::: Supplied information :::

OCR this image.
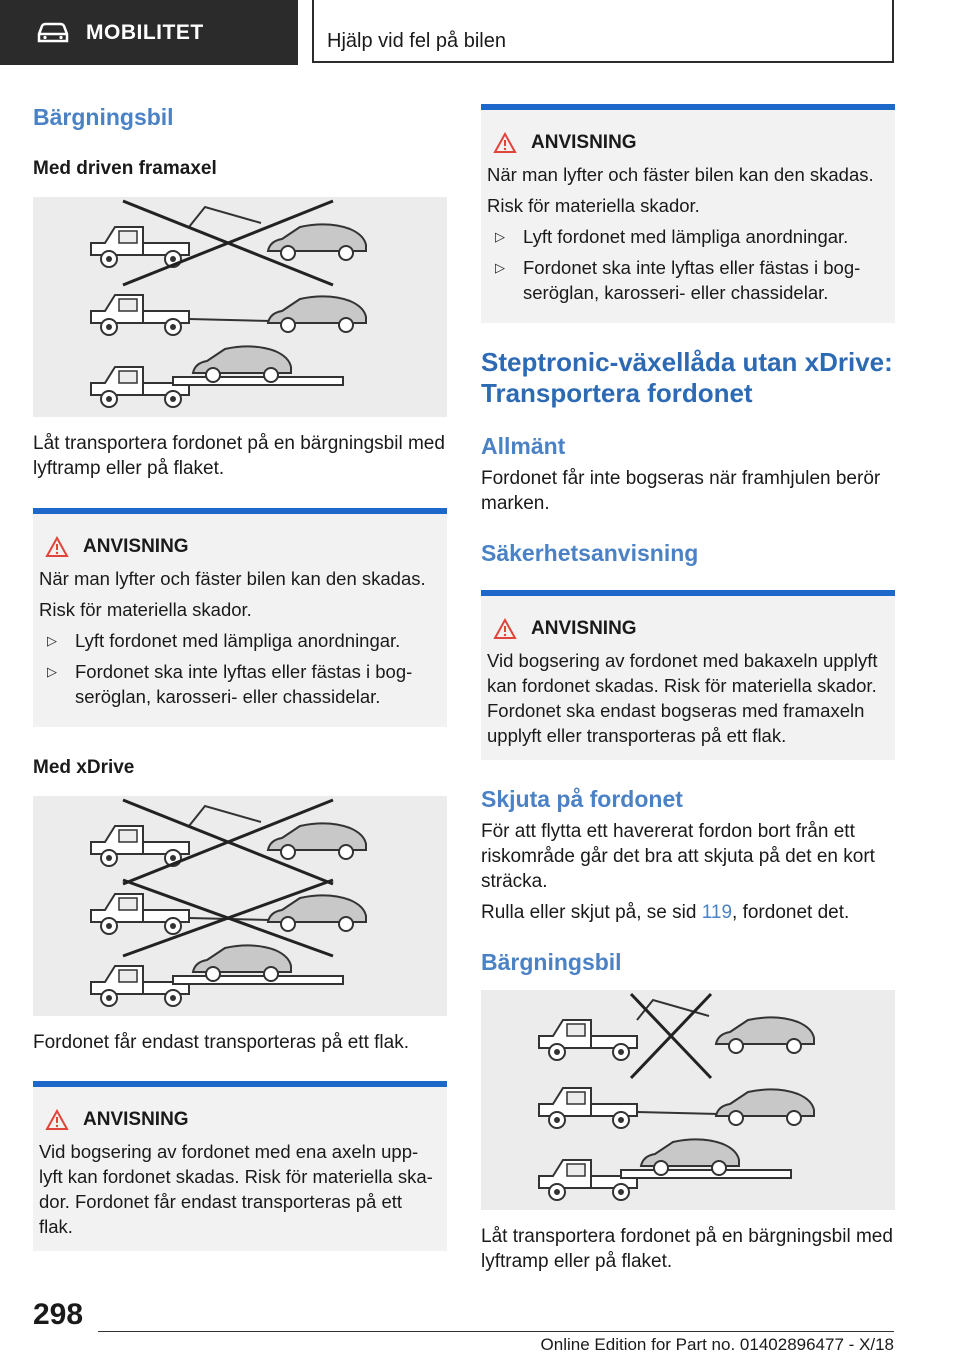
MOBILITET	Hjälp vid fel på bilen
Bärgningsbil
Med driven framaxel

Låt transportera fordonet på en bärgningsbil med lyftramp eller på flaket.

ANVISNING

När man lyfter och fäster bilen kan den skadas.

Risk för materiella skador.

▷ Lyft fordonet med lämpliga anordningar.
▷ Fordonet ska inte lyftas eller fästas i bog-seröglan, karosseri- eller chassidelar.
Med xDrive

Fordonet får endast transporteras på ett flak.

ANVISNING

Vid bogsering av fordonet med ena axeln upp-lyft kan fordonet skadas. Risk för materiella ska-dor. Fordonet får endast transporteras på ett flak.

ANVISNING

När man lyfter och fäster bilen kan den skadas.

Risk för materiella skador.

▷ Lyft fordonet med lämpliga anordningar.
▷ Fordonet ska inte lyftas eller fästas i bog-seröglan, karosseri- eller chassidelar.
Steptronic-växellåda utan xDrive: Transportera fordonet
Allmänt

Fordonet får inte bogseras när framhjulen berör marken.

Säkerhetsanvisning
ANVISNING

Vid bogsering av fordonet med bakaxeln upplyft kan fordonet skadas. Risk för materiella skador. Fordonet ska endast bogseras med framaxeln upplyft eller transporteras på ett flak.

Skjuta på fordonet

För att flytta ett havererat fordon bort från ett riskområde går det bra att skjuta på det en kort sträcka.

Rulla eller skjut på, se sid 119, fordonet det.

Bärgningsbil

Låt transportera fordonet på en bärgningsbil med lyftramp eller på flaket.

298
Online Edition for Part no. 01402896477 - X/18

:::

(Exercise aim): Keep the pictures out of the copy and write out the data exactly as it stands.

(Task result):
OCR this image.
MOBILITET	Hjälp vid fel på bilen
Bärgningsbil
Med driven framaxel

Låt transportera fordonet på en bärgningsbil med lyftramp eller på flaket.

ANVISNING

När man lyfter och fäster bilen kan den skadas.

Risk för materiella skador.

▷ Lyft fordonet med lämpliga anordningar.
▷ Fordonet ska inte lyftas eller fästas i bog-seröglan, karosseri- eller chassidelar.
Med xDrive

Fordonet får endast transporteras på ett flak.

ANVISNING

Vid bogsering av fordonet med ena axeln upp-lyft kan fordonet skadas. Risk för materiella ska-dor. Fordonet får endast transporteras på ett flak.

ANVISNING

När man lyfter och fäster bilen kan den skadas.

Risk för materiella skador.

▷ Lyft fordonet med lämpliga anordningar.
▷ Fordonet ska inte lyftas eller fästas i bog-seröglan, karosseri- eller chassidelar.
Steptronic-växellåda utan xDrive: Transportera fordonet
Allmänt

Fordonet får inte bogseras när framhjulen berör marken.

Säkerhetsanvisning
ANVISNING

Vid bogsering av fordonet med bakaxeln upplyft kan fordonet skadas. Risk för materiella skador. Fordonet ska endast bogseras med framaxeln upplyft eller transporteras på ett flak.

Skjuta på fordonet

För att flytta ett havererat fordon bort från ett riskområde går det bra att skjuta på det en kort sträcka.

Rulla eller skjut på, se sid 119, fordonet det.

Bärgningsbil

Låt transportera fordonet på en bärgningsbil med lyftramp eller på flaket.

298
Online Edition for Part no. 01402896477 - X/18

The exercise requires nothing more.